## Work request:
Each line below that carries the string "sense" must appear in the answer.

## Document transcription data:
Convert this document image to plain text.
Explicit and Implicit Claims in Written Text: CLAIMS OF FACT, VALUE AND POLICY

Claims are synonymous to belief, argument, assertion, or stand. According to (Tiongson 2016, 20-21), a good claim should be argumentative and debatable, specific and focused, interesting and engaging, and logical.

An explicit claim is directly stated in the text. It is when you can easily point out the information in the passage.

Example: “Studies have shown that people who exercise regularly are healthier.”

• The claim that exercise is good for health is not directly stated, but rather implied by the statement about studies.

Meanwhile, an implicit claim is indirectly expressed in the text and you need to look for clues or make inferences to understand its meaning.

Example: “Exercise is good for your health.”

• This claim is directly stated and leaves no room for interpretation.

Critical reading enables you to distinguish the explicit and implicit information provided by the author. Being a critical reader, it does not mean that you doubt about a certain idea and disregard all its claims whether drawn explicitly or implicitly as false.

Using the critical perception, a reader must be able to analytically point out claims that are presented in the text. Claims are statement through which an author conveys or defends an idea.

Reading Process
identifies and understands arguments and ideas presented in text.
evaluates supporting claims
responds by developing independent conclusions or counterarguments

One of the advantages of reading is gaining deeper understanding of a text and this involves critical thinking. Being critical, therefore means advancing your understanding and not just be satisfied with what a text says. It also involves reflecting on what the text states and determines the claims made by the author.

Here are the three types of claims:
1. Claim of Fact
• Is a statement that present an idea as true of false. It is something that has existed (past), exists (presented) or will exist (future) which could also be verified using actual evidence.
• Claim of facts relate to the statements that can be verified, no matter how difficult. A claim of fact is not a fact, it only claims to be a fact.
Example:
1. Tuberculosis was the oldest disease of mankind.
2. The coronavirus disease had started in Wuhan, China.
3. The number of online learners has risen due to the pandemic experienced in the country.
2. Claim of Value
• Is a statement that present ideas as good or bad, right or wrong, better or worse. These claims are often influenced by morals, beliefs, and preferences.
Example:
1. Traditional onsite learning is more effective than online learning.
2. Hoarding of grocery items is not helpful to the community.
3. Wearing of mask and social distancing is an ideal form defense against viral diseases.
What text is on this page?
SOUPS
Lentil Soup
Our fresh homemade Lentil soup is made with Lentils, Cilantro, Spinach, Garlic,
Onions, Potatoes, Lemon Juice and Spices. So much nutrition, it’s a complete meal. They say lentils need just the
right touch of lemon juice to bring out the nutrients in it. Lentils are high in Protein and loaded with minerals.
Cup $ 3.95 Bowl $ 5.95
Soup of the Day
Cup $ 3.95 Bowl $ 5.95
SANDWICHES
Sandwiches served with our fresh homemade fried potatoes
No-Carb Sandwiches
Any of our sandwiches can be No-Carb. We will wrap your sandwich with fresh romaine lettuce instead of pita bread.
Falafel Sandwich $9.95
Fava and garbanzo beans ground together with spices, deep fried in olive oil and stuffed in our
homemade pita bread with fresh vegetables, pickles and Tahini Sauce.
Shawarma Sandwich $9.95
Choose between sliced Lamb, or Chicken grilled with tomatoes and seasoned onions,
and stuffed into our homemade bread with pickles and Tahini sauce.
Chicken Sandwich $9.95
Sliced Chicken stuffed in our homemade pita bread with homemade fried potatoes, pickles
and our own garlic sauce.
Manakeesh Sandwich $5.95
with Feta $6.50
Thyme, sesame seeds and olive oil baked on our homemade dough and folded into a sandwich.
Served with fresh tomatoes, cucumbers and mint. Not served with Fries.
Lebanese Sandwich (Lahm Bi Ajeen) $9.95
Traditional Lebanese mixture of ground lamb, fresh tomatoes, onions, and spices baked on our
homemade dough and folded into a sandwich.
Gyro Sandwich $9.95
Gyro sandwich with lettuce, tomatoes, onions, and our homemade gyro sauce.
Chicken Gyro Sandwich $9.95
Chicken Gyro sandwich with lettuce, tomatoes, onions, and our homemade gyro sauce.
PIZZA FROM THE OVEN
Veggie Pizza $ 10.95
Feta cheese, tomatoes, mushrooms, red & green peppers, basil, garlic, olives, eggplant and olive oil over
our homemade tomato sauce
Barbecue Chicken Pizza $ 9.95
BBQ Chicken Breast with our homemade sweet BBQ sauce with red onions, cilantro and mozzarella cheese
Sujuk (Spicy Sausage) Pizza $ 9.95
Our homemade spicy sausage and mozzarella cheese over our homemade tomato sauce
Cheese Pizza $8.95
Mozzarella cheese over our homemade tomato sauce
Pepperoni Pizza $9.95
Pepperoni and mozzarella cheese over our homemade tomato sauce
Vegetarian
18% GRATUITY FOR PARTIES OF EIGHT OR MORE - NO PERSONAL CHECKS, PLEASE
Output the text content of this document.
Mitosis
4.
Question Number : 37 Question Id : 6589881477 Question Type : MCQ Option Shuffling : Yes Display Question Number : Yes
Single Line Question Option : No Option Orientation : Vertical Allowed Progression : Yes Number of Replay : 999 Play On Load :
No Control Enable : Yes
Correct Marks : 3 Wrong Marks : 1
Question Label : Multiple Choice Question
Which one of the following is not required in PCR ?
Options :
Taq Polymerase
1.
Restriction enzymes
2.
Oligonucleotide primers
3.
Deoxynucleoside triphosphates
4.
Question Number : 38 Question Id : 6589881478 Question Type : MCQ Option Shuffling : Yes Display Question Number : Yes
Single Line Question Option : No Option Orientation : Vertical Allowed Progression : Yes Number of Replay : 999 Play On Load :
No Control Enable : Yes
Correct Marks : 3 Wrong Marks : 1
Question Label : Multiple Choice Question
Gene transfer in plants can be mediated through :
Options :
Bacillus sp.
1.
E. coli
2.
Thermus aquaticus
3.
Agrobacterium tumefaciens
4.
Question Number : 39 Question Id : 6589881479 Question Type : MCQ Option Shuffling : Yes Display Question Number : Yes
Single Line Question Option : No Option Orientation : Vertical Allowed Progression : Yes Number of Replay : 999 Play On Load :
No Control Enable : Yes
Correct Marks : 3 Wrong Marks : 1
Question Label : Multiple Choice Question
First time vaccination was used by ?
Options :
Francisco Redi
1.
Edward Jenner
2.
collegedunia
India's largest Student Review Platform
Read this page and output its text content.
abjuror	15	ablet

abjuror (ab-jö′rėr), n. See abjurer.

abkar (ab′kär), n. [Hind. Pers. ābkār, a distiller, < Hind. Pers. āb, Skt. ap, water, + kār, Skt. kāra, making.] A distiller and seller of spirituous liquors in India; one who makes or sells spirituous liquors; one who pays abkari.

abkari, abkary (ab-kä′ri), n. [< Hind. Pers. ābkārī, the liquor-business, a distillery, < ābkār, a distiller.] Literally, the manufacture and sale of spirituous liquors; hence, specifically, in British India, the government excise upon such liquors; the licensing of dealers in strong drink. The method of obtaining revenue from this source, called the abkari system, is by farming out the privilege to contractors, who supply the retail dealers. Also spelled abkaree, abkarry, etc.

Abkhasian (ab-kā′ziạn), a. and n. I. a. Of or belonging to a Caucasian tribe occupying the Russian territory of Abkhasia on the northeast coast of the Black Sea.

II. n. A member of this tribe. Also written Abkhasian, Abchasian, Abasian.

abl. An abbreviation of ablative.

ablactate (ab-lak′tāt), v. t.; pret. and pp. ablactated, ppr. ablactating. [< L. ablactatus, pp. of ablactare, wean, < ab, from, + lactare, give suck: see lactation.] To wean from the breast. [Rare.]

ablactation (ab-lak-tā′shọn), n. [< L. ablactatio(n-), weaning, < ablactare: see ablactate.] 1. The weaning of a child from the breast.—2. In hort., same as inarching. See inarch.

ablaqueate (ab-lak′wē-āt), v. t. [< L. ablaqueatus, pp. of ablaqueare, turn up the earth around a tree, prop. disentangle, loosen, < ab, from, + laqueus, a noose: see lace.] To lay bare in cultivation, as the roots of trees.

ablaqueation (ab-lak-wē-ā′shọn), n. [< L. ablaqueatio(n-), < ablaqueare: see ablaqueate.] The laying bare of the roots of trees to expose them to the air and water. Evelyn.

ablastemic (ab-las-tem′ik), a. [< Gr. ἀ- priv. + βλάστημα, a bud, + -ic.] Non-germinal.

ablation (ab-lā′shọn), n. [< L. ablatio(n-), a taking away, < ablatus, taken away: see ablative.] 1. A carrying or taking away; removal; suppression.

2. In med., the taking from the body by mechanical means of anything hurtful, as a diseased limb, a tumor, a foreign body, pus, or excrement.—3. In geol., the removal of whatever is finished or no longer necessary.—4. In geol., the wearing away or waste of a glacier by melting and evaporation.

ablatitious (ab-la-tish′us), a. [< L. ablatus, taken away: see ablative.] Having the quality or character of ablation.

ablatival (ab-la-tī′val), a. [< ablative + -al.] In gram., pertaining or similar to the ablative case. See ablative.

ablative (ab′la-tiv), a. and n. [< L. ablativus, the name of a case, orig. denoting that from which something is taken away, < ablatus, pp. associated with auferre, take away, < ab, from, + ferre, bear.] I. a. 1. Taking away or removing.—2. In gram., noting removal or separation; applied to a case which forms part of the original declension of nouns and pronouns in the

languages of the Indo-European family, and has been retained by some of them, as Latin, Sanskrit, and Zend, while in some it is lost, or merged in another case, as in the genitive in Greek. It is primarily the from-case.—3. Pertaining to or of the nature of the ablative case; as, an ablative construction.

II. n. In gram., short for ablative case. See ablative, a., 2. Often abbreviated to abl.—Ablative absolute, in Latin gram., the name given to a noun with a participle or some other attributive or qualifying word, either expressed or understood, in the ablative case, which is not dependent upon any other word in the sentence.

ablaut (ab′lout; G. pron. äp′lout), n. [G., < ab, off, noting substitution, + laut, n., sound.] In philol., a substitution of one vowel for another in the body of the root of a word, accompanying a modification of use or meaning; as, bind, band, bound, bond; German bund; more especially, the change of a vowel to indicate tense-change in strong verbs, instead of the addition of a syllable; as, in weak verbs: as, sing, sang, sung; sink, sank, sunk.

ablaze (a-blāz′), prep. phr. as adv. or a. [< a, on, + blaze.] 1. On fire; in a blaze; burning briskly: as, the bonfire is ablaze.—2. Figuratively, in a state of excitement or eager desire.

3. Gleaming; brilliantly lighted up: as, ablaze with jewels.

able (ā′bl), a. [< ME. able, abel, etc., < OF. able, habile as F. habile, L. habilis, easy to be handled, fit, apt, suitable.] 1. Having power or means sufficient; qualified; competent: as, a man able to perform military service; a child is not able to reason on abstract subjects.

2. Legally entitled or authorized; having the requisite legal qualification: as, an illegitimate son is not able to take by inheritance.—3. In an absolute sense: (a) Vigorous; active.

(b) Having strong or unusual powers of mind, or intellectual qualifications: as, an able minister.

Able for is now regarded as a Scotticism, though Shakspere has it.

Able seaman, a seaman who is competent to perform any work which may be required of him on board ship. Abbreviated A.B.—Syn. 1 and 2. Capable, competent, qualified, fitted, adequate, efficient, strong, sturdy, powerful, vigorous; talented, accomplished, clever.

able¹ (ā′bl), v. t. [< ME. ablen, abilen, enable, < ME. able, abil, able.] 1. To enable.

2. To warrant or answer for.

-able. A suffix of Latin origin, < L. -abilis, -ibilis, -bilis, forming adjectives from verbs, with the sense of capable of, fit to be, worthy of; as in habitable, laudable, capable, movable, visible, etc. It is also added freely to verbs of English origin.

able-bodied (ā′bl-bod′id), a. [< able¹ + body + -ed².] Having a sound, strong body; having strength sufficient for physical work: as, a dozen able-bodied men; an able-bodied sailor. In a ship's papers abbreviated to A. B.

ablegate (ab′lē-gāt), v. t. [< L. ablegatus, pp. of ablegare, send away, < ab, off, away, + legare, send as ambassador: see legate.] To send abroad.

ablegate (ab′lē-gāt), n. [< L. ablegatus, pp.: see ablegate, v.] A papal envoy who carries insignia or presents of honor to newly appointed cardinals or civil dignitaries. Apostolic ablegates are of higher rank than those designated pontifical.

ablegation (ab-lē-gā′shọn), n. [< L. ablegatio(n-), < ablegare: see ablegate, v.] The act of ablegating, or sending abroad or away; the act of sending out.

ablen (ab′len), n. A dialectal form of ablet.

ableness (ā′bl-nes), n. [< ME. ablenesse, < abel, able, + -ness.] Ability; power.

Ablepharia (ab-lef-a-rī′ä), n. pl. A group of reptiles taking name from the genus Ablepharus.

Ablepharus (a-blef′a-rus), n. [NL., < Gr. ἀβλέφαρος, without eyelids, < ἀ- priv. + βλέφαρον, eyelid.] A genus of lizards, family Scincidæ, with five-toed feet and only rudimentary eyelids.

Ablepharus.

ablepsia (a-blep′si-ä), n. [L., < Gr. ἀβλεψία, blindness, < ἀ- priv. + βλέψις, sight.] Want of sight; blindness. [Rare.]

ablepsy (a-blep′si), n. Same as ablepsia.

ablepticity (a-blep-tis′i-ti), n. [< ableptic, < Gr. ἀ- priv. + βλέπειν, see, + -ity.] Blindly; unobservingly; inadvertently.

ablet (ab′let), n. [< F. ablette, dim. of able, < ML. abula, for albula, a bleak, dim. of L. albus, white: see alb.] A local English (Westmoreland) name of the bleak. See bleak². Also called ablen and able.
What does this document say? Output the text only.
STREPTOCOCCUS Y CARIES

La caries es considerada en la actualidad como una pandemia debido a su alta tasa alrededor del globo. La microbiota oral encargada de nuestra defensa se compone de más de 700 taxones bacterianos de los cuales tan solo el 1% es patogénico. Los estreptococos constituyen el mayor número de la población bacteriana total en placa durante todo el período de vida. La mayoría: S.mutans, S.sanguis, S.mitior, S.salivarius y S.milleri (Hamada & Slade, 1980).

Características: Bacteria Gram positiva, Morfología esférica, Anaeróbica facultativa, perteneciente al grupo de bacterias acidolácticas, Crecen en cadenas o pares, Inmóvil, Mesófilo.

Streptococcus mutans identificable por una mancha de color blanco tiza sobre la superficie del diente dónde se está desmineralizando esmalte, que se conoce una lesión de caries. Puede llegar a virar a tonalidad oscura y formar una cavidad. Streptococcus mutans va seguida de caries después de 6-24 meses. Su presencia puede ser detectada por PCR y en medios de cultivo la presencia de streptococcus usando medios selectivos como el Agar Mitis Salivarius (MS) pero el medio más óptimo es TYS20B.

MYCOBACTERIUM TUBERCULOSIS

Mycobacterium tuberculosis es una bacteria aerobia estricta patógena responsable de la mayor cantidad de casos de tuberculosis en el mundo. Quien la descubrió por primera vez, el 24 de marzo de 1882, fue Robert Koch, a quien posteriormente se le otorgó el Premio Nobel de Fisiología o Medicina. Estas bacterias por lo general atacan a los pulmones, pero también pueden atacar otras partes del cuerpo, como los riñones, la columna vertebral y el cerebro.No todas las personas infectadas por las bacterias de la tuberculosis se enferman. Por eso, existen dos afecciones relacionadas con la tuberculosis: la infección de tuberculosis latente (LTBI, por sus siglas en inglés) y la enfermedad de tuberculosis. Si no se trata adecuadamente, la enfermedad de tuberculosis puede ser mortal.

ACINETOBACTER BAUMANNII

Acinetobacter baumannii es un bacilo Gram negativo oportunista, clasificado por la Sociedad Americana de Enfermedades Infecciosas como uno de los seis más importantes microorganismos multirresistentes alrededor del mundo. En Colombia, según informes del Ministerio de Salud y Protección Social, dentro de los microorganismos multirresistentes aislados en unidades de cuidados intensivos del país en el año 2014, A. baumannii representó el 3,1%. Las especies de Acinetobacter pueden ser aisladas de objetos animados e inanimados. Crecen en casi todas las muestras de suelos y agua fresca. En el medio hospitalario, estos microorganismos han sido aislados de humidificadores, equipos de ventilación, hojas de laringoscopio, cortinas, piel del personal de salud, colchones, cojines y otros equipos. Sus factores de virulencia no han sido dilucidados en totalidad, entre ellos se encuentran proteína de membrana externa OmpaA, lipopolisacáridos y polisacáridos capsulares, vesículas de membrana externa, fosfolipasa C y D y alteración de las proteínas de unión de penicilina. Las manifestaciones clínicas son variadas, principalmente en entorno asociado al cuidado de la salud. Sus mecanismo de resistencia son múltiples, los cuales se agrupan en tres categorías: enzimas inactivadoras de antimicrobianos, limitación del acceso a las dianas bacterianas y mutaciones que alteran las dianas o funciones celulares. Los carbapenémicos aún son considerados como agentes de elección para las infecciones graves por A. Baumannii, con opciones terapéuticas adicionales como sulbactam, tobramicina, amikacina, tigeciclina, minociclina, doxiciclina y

## Answer to this exercise:
2. Legally entitled or authorized; having the requisite legal qualification: as, an illegitimate son is not able to take by inheritance.—3. In an absolute sense: (a) Vigorous; active.
-able. A suffix of Latin origin, < L. -abilis, -ibilis, -bilis, forming adjectives from verbs, with the sense of capable of, fit to be, worthy of; as in habitable, laudable, capable, movable, visible, etc. It is also added freely to verbs of English origin.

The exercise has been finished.